**YOUR GOAL:** Read the material below and tally how many lines hold the word "spread", giving the number and nothing else.

**RECORD EXCERPTS:**
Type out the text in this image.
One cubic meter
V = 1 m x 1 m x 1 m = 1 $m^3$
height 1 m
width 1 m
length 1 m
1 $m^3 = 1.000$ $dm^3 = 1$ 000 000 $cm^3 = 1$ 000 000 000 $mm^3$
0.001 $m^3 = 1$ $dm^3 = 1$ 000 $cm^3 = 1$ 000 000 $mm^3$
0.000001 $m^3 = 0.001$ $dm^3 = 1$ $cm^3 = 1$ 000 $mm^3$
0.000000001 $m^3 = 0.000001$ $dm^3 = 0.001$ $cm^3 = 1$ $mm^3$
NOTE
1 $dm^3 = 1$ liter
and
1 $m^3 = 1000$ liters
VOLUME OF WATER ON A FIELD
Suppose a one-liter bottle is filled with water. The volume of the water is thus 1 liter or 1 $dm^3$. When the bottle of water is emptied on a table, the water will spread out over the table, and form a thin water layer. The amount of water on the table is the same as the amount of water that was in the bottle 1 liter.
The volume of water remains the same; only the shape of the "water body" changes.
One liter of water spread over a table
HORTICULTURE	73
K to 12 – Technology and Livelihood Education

**EXPECTED ANSWER:** 2